● **Passage**
And so I think that where this really came from, why I think it was successful is because it basically hits on all three things, right? If you're doing the retakes, you know about resources because you know about the retakes, you know about office hours, you know about the you know, the help desk situation. You certainly spend a lot of time with me. And often with each other, honestly, as they were working to get ready for the retakes. And essentially what doing the retake is, is essentially it's like really fancy practice questions. Right? So you could absolutely at home grab a textbook and sit there and work through all the problems in the textbook. And then you wouldn't need to retake a single exam, right? But this kind of gave them the impetus and the drive and the motivation to really figure out if I'm getting these questions wrong on my second attempt, what is it that I'm missing? And we would be able to sit through and say, okay, so there's five things you need to line up to get this question right. Where did we lose you? What point did you not get to? And then once we fixed that, that seemed to be generalizable for other times they needed to use that skill set. 

Derek Bruff 19:45
Oh yeah, Yeah, yeah. 

Eden Tanner 19:48
So they were developing their study skills, if you like. Like how do I answer a question on an exam? How do I deal with multiple choice? How do I work out even where to start? By doing the retakes and this is not the only way to do it right? There are probably thousands of ways you could do these three things, but I think that's that was the magic is basically they spent time and energy developing these three axes that protected them. 

Derek Bruff 20:12
Yeah. 

Eden Tanner 20:12
From other things that might have come up. And I think honestly in a in a normally examined course right you do this exam once in class, you look at the number on it and you think that's bad or that's good and you shove it somewhere, maybe you don't even take it home and you never think about it ever again. 

Right? And so that's the problem is like, why would you spend time going over the things you got wrong if there's no incentive for you to do that? 

Derek Bruff 20:39
Yeah. And, you know, maybe there is some incentive, right? In theory, there's value in doing that because I will be tested on this in the future, the material in the course does build. But, you know, I got four other courses I'm trying to manage this week, so there's not a tangible, immediate incentive for doing that. Whereas with the retake gives you gives you credit, right. For, for doing better.

● **To do**
Write out the part of the exam-retake transcript that starts with the words containing "Right? And so" and ends with "for doing better.".

● **Entries shown**
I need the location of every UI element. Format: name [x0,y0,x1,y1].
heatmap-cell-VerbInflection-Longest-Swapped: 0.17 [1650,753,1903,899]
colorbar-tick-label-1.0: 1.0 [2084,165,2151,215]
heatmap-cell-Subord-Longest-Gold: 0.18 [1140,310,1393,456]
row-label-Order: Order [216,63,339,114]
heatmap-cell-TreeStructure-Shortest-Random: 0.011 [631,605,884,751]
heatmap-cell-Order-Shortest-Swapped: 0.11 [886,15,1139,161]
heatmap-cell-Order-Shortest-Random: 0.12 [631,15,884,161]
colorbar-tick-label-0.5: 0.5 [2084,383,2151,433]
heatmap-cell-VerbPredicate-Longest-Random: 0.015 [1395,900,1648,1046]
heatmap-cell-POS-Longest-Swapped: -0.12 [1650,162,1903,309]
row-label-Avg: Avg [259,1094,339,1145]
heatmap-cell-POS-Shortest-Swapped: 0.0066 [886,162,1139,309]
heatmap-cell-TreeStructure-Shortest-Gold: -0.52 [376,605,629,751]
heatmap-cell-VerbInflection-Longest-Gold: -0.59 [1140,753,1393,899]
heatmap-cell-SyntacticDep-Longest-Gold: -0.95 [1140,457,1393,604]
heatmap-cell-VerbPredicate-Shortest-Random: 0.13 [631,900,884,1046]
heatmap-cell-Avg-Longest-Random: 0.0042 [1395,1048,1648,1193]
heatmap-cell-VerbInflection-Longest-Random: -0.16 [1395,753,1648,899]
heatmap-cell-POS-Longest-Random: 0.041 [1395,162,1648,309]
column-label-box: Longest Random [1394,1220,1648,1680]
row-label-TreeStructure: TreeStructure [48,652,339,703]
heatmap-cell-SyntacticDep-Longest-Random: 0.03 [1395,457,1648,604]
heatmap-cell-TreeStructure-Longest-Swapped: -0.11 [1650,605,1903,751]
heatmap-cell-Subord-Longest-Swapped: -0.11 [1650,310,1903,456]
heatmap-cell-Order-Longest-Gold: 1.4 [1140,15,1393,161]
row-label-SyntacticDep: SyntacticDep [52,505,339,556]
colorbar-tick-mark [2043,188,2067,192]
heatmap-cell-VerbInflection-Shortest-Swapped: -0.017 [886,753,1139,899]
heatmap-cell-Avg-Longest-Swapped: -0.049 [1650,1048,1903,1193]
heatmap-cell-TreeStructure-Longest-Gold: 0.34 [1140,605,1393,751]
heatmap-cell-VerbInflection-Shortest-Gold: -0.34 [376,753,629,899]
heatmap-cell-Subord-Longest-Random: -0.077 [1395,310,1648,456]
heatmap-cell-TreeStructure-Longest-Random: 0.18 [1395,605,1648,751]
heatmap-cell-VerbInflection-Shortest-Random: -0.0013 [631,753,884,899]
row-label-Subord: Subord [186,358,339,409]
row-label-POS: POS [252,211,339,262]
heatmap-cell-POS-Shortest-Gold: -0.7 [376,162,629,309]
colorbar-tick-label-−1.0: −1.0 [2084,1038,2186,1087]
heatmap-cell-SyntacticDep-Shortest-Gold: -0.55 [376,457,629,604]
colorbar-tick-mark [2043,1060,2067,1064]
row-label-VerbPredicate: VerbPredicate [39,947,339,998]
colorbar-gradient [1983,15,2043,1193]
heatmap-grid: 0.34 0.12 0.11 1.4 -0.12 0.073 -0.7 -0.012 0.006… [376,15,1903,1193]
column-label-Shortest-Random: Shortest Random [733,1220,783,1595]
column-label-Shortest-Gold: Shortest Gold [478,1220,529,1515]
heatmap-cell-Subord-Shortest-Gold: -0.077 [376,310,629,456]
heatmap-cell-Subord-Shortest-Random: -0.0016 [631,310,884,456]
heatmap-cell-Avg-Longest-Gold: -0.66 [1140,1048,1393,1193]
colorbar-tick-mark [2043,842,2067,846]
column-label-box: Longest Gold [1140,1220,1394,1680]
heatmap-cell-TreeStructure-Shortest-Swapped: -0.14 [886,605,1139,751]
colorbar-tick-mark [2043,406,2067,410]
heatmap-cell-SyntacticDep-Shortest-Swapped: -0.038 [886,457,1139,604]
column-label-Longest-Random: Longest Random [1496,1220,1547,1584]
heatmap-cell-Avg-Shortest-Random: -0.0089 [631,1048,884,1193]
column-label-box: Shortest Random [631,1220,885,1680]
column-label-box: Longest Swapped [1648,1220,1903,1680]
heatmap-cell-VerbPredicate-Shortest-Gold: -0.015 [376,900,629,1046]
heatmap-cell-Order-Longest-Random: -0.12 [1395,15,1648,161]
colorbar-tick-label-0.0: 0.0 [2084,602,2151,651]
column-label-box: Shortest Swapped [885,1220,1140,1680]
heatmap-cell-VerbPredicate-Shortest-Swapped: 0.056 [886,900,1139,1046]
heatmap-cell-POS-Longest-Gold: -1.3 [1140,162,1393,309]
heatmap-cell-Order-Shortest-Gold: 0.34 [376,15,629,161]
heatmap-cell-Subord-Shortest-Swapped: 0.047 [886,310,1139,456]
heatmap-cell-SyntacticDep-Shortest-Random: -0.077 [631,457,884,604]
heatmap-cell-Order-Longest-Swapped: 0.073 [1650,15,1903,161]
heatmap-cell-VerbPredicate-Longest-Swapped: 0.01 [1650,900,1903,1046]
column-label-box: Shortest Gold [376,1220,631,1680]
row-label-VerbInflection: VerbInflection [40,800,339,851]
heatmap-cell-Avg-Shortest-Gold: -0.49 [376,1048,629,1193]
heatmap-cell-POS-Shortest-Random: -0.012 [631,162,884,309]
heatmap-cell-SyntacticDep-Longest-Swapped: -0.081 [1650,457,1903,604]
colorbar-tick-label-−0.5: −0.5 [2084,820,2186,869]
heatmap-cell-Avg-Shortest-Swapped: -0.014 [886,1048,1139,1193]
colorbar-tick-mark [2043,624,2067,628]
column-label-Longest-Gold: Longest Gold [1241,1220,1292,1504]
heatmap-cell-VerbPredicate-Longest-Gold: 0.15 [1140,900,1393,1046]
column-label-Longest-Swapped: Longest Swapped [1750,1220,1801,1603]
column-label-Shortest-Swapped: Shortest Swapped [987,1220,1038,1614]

● **Response to the task**
Right? And so that's the problem is like, why would you spend time going over the things you got wrong if there's no incentive for you to do that? 

Derek Bruff 20:39
Yeah. And, you know, maybe there is some incentive, right? In theory, there's value in doing that because I will be tested on this in the future, the material in the course does build. But, you know, I got four other courses I'm trying to manage this week, so there's not a tangible, immediate incentive for doing that. Whereas with the retake gives you gives you credit, right. For, for doing better.